■ AIM OF THE EXERCISE ■
Say how many lines include the word "following". Reply with nothing but the number.

-- Begin RECORDS PROVIDED --

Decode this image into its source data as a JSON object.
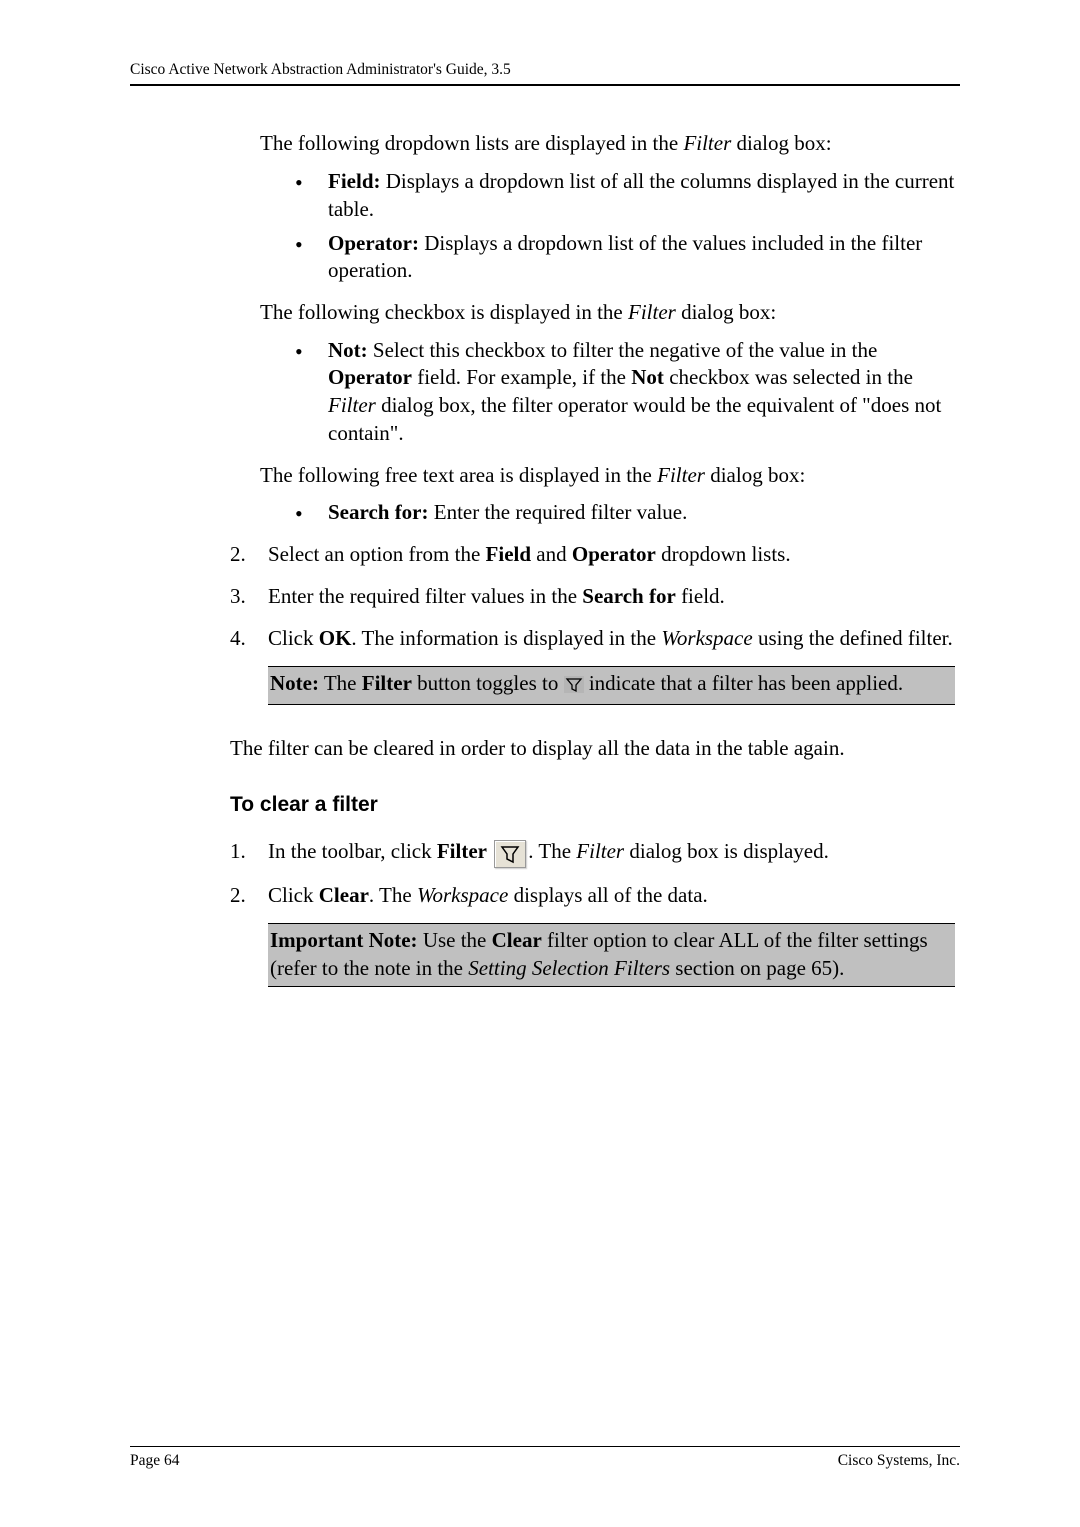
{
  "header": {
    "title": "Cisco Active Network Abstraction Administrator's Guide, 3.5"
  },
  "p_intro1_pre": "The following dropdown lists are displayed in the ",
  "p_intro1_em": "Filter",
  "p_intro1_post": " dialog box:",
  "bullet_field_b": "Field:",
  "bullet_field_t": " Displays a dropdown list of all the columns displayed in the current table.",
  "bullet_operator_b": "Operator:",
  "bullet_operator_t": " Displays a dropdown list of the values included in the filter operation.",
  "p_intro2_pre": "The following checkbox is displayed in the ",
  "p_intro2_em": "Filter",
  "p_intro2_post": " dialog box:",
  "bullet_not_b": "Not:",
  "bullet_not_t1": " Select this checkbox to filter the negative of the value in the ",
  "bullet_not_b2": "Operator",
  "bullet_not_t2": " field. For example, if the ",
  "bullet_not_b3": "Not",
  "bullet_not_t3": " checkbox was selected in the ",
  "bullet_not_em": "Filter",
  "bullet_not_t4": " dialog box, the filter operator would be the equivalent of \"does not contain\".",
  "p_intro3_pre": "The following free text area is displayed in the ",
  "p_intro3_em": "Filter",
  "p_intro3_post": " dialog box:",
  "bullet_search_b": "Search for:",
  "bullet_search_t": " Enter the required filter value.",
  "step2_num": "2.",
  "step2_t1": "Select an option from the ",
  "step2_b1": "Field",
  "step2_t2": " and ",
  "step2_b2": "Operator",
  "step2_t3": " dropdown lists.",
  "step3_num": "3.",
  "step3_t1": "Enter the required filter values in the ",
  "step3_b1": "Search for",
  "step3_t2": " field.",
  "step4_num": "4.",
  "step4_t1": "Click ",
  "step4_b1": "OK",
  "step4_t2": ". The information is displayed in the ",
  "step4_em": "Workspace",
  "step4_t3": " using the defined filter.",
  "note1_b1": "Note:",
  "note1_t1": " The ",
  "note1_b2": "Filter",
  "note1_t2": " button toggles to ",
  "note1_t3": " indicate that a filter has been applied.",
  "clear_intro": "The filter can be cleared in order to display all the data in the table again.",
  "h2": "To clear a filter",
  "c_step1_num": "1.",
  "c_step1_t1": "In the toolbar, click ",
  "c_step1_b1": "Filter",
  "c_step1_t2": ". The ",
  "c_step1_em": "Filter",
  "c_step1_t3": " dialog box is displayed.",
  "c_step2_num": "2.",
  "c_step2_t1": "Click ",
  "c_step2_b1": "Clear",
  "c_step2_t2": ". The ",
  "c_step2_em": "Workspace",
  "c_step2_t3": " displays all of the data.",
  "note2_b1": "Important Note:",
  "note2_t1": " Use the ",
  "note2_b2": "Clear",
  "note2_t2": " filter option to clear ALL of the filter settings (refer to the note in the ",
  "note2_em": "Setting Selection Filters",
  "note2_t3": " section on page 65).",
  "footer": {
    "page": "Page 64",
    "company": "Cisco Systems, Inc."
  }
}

-- End RECORDS PROVIDED --

■ EXPECTED OUTPUT ■
3